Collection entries
• • • • • • •
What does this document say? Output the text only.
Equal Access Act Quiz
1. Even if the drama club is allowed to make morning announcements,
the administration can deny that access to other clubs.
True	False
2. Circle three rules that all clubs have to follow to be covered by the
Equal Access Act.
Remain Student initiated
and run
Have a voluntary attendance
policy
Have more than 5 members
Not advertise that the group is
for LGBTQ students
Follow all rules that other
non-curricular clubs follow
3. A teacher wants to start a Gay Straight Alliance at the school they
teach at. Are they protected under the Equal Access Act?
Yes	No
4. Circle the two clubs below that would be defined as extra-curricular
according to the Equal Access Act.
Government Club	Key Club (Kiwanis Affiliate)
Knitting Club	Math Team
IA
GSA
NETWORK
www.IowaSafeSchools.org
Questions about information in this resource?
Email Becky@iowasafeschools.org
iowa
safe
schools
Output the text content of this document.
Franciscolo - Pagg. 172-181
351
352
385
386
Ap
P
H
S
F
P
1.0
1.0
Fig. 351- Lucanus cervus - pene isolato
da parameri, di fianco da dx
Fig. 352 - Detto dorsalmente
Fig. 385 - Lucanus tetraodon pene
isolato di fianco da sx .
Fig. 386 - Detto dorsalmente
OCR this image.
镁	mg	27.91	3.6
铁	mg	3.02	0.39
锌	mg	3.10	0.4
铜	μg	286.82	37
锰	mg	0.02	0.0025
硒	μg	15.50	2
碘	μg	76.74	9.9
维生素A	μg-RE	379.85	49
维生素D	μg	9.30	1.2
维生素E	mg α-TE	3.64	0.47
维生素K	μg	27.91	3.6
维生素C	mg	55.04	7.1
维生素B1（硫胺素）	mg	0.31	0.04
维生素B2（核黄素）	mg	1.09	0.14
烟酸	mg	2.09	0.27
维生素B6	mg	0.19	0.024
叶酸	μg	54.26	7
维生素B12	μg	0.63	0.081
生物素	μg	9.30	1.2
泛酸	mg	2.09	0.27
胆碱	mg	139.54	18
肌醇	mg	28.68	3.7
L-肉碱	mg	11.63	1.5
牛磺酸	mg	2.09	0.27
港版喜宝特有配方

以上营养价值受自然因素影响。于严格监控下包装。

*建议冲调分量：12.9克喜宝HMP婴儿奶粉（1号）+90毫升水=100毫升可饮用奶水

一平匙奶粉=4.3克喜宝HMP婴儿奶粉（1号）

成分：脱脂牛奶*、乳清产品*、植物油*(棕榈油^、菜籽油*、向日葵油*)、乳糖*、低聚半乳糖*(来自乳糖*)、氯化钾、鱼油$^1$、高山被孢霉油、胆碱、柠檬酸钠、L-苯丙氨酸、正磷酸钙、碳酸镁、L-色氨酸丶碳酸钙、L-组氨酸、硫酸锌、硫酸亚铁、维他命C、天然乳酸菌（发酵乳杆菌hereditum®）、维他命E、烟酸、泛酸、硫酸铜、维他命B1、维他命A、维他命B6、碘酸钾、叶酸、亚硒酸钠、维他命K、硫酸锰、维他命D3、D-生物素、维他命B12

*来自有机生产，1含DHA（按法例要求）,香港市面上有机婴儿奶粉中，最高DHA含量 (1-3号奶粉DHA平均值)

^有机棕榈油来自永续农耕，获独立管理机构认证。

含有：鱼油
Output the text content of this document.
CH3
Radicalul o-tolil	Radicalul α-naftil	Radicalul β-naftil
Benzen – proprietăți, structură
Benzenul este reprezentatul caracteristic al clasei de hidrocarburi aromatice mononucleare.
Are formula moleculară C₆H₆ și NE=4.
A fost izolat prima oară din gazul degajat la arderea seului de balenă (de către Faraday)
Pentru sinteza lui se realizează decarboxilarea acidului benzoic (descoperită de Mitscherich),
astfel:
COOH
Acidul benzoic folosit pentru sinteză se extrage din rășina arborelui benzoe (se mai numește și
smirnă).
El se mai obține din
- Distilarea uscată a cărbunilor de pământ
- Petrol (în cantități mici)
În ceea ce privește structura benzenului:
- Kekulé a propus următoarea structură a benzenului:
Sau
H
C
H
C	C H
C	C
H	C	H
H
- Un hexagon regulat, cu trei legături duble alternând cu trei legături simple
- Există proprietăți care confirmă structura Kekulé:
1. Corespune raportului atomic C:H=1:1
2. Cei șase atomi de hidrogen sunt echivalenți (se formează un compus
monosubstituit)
• • • • • • •
§ TASK TO COMPLETE
Copy each line of the data above that holds "clubs".

§ COMPLETE ANSWER
the administration can deny that access to other clubs.
2. Circle three rules that all clubs have to follow to be covered by the
non-curricular clubs follow
4. Circle the two clubs below that would be defined as extra-curricular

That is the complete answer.